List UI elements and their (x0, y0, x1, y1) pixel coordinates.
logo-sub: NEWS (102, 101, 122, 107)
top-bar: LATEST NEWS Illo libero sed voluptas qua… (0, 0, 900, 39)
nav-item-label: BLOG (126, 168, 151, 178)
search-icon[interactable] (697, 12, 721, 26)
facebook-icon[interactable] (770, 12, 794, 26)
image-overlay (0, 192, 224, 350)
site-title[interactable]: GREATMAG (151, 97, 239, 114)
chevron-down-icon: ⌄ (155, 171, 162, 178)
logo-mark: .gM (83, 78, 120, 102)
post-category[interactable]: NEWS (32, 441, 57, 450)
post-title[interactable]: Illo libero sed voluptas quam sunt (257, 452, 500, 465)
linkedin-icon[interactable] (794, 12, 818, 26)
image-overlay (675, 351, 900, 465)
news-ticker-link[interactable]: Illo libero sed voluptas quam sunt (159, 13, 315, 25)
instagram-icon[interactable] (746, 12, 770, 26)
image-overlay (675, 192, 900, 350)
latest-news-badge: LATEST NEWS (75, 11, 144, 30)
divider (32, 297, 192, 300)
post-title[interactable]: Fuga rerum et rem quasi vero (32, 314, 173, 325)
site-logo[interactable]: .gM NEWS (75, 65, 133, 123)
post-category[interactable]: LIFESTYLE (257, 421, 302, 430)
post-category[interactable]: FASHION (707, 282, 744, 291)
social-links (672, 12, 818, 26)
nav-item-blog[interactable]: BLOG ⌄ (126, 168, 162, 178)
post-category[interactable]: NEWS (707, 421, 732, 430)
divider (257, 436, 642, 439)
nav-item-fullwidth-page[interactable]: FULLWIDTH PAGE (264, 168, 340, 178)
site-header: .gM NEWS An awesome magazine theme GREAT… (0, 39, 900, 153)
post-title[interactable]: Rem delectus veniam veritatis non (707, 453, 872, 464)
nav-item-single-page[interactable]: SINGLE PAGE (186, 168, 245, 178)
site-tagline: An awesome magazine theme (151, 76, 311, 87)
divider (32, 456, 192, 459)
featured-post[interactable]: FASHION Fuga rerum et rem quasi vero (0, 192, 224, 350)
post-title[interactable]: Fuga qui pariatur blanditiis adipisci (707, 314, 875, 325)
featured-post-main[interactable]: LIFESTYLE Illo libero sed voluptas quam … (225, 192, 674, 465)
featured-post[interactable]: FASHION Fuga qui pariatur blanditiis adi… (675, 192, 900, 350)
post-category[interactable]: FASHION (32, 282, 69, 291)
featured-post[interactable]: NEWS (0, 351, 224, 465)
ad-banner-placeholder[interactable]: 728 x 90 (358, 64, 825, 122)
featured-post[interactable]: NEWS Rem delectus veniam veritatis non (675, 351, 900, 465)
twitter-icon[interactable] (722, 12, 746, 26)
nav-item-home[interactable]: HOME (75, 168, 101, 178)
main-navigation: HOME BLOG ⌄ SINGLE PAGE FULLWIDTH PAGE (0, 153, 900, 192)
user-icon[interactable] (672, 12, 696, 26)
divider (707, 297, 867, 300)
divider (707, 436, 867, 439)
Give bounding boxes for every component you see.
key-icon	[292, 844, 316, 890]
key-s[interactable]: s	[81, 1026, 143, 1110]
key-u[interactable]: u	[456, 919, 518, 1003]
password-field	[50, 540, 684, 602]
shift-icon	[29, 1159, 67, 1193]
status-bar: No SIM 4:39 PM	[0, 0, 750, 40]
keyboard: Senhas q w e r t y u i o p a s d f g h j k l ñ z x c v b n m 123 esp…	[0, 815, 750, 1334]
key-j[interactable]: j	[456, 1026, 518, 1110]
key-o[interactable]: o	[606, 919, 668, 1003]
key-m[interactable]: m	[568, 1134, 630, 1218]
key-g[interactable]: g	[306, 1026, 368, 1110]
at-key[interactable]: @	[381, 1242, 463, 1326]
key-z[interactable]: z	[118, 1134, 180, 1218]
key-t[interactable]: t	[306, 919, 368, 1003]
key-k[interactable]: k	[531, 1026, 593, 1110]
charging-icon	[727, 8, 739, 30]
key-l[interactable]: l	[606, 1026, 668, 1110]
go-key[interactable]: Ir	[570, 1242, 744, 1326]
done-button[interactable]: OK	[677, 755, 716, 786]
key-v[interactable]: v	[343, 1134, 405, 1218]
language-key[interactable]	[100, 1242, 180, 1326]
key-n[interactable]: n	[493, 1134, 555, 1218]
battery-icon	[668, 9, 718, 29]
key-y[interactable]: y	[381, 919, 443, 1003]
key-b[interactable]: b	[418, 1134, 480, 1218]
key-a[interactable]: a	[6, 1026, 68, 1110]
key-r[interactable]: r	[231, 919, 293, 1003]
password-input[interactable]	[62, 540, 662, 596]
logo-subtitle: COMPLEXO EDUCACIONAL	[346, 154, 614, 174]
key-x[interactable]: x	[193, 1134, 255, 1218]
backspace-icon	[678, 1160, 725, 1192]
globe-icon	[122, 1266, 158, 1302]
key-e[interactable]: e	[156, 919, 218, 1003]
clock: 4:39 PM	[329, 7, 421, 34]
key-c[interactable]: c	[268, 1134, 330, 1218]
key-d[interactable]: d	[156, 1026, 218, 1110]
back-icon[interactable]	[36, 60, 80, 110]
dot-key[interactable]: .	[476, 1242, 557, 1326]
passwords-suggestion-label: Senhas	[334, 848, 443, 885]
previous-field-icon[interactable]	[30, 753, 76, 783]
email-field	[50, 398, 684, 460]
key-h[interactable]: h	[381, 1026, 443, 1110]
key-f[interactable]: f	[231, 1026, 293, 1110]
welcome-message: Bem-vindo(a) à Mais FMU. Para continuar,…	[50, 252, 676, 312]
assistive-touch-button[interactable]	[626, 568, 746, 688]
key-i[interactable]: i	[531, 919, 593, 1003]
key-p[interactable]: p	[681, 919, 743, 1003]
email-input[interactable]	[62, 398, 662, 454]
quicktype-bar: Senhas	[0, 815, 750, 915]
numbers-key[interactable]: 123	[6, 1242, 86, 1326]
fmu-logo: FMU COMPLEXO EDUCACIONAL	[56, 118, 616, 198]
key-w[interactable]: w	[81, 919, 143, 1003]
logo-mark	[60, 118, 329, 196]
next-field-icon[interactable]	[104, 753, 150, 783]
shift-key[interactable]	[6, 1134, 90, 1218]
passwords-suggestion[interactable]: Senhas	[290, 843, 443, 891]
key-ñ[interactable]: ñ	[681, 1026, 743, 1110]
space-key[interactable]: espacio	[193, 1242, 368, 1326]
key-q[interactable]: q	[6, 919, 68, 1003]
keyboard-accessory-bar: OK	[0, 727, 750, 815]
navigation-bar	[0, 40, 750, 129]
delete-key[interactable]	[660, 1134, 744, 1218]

====

▸ **What the task requires**
Put every line of the records above into a JSON list of strings, one string per line, leaving out blank lines.

▸ **The solution**
[
  "List UI elements and their (x0, y0, x1, y1) pixel coordinates.",
  "logo-sub: NEWS (102, 101, 122, 107)",
  "top-bar: LATEST NEWS Illo libero sed voluptas qua… (0, 0, 900, 39)",
  "nav-item-label: BLOG (126, 168, 151, 178)",
  "search-icon[interactable] (697, 12, 721, 26)",
  "facebook-icon[interactable] (770, 12, 794, 26)",
  "image-overlay (0, 192, 224, 350)",
  "site-title[interactable]: GREATMAG (151, 97, 239, 114)",
  "chevron-down-icon: ⌄ (155, 171, 162, 178)",
  "logo-mark: .gM (83, 78, 120, 102)",
  "post-category[interactable]: NEWS (32, 441, 57, 450)",
  "post-title[interactable]: Illo libero sed voluptas quam sunt (257, 452, 500, 465)",
  "linkedin-icon[interactable] (794, 12, 818, 26)",
  "image-overlay (675, 351, 900, 465)",
  "news-ticker-link[interactable]: Illo libero sed voluptas quam sunt (159, 13, 315, 25)",
  "instagram-icon[interactable] (746, 12, 770, 26)",
  "image-overlay (675, 192, 900, 350)",
  "latest-news-badge: LATEST NEWS (75, 11, 144, 30)",
  "divider (32, 297, 192, 300)",
  "post-title[interactable]: Fuga rerum et rem quasi vero (32, 314, 173, 325)",
  "site-logo[interactable]: .gM NEWS (75, 65, 133, 123)",
  "post-category[interactable]: LIFESTYLE (257, 421, 302, 430)",
  "post-category[interactable]: FASHION (707, 282, 744, 291)",
  "social-links (672, 12, 818, 26)",
  "nav-item-blog[interactable]: BLOG ⌄ (126, 168, 162, 178)",
  "post-category[interactable]: NEWS (707, 421, 732, 430)",
  "divider (257, 436, 642, 439)",
  "nav-item-fullwidth-page[interactable]: FULLWIDTH PAGE (264, 168, 340, 178)",
  "site-header: .gM NEWS An awesome magazine theme GREAT… (0, 39, 900, 153)",
  "post-title[interactable]: Rem delectus veniam veritatis non (707, 453, 872, 464)",
  "nav-item-single-page[interactable]: SINGLE PAGE (186, 168, 245, 178)",
  "site-tagline: An awesome magazine theme (151, 76, 311, 87)",
  "divider (32, 456, 192, 459)",
  "featured-post[interactable]: FASHION Fuga rerum et rem quasi vero (0, 192, 224, 350)",
  "post-title[interactable]: Fuga qui pariatur blanditiis adipisci (707, 314, 875, 325)",
  "featured-post-main[interactable]: LIFESTYLE Illo libero sed voluptas quam … (225, 192, 674, 465)",
  "featured-post[interactable]: FASHION Fuga qui pariatur blanditiis adi… (675, 192, 900, 350)",
  "post-category[interactable]: FASHION (32, 282, 69, 291)",
  "featured-post[interactable]: NEWS (0, 351, 224, 465)",
  "ad-banner-placeholder[interactable]: 728 x 90 (358, 64, 825, 122)",
  "featured-post[interactable]: NEWS Rem delectus veniam veritatis non (675, 351, 900, 465)",
  "twitter-icon[interactable] (722, 12, 746, 26)",
  "nav-item-home[interactable]: HOME (75, 168, 101, 178)",
  "main-navigation: HOME BLOG ⌄ SINGLE PAGE FULLWIDTH PAGE (0, 153, 900, 192)",
  "user-icon[interactable] (672, 12, 696, 26)",
  "divider (707, 297, 867, 300)",
  "divider (707, 436, 867, 439)",
  "Give bounding boxes for every component you see.",
  "key-icon\t[292, 844, 316, 890]",
  "key-s[interactable]: s\t[81, 1026, 143, 1110]",
  "key-u[interactable]: u\t[456, 919, 518, 1003]",
  "password-field\t[50, 540, 684, 602]",
  "shift-icon\t[29, 1159, 67, 1193]",
  "status-bar: No SIM 4:39 PM\t[0, 0, 750, 40]",
  "keyboard: Senhas q w e r t y u i o p a s d f g h j k l ñ z x c v b n m 123 esp…\t[0, 815, 750, 1334]",
  "key-j[interactable]: j\t[456, 1026, 518, 1110]",
  "key-o[interactable]: o\t[606, 919, 668, 1003]",
  "key-m[interactable]: m\t[568, 1134, 630, 1218]",
  "key-g[interactable]: g\t[306, 1026, 368, 1110]",
  "at-key[interactable]: @\t[381, 1242, 463, 1326]",
  "key-z[interactable]: z\t[118, 1134, 180, 1218]",
  "key-t[interactable]: t\t[306, 919, 368, 1003]",
  "key-k[interactable]: k\t[531, 1026, 593, 1110]",
  "charging-icon\t[727, 8, 739, 30]",
  "key-l[interactable]: l\t[606, 1026, 668, 1110]",
  "go-key[interactable]: Ir\t[570, 1242, 744, 1326]",
  "done-button[interactable]: OK\t[677, 755, 716, 786]",
  "key-v[interactable]: v\t[343, 1134, 405, 1218]",
  "language-key[interactable]\t[100, 1242, 180, 1326]",
  "key-n[interactable]: n\t[493, 1134, 555, 1218]",
  "battery-icon\t[668, 9, 718, 29]",
  "key-y[interactable]: y\t[381, 919, 443, 1003]",
  "key-b[interactable]: b\t[418, 1134, 480, 1218]",
  "key-a[interactable]: a\t[6, 1026, 68, 1110]",
  "key-r[interactable]: r\t[231, 919, 293, 1003]",
  "password-input[interactable]\t[62, 540, 662, 596]",
  "logo-subtitle: COMPLEXO EDUCACIONAL\t[346, 154, 614, 174]",
  "key-x[interactable]: x\t[193, 1134, 255, 1218]",
  "backspace-icon\t[678, 1160, 725, 1192]",
  "globe-icon\t[122, 1266, 158, 1302]",
  "key-e[interactable]: e\t[156, 919, 218, 1003]",
  "clock: 4:39 PM\t[329, 7, 421, 34]",
  "key-c[interactable]: c\t[268, 1134, 330, 1218]",
  "key-d[interactable]: d\t[156, 1026, 218, 1110]",
  "back-icon[interactable]\t[36, 60, 80, 110]",
  "dot-key[interactable]: .\t[476, 1242, 557, 1326]",
  "passwords-suggestion-label: Senhas\t[334, 848, 443, 885]",
  "previous-field-icon[interactable]\t[30, 753, 76, 783]",
  "email-field\t[50, 398, 684, 460]",
  "key-h[interactable]: h\t[381, 1026, 443, 1110]",
  "key-f[interactable]: f\t[231, 1026, 293, 1110]",
  "welcome-message: Bem-vindo(a) à Mais FMU. Para continuar,…\t[50, 252, 676, 312]",
  "assistive-touch-button[interactable]\t[626, 568, 746, 688]",
  "key-i[interactable]: i\t[531, 919, 593, 1003]",
  "key-p[interactable]: p\t[681, 919, 743, 1003]",
  "email-input[interactable]\t[62, 398, 662, 454]",
  "quicktype-bar: Senhas\t[0, 815, 750, 915]",
  "numbers-key[interactable]: 123\t[6, 1242, 86, 1326]",
  "fmu-logo: FMU COMPLEXO EDUCACIONAL\t[56, 118, 616, 198]",
  "key-w[interactable]: w\t[81, 919, 143, 1003]",
  "logo-mark\t[60, 118, 329, 196]",
  "next-field-icon[interactable]\t[104, 753, 150, 783]",
  "shift-key[interactable]\t[6, 1134, 90, 1218]",
  "passwords-suggestion[interactable]: Senhas\t[290, 843, 443, 891]",
  "key-ñ[interactable]: ñ\t[681, 1026, 743, 1110]",
  "space-key[interactable]: espacio\t[193, 1242, 368, 1326]",
  "key-q[interactable]: q\t[6, 919, 68, 1003]",
  "keyboard-accessory-bar: OK\t[0, 727, 750, 815]",
  "navigation-bar\t[0, 40, 750, 129]",
  "delete-key[interactable]\t[660, 1134, 744, 1218]"
]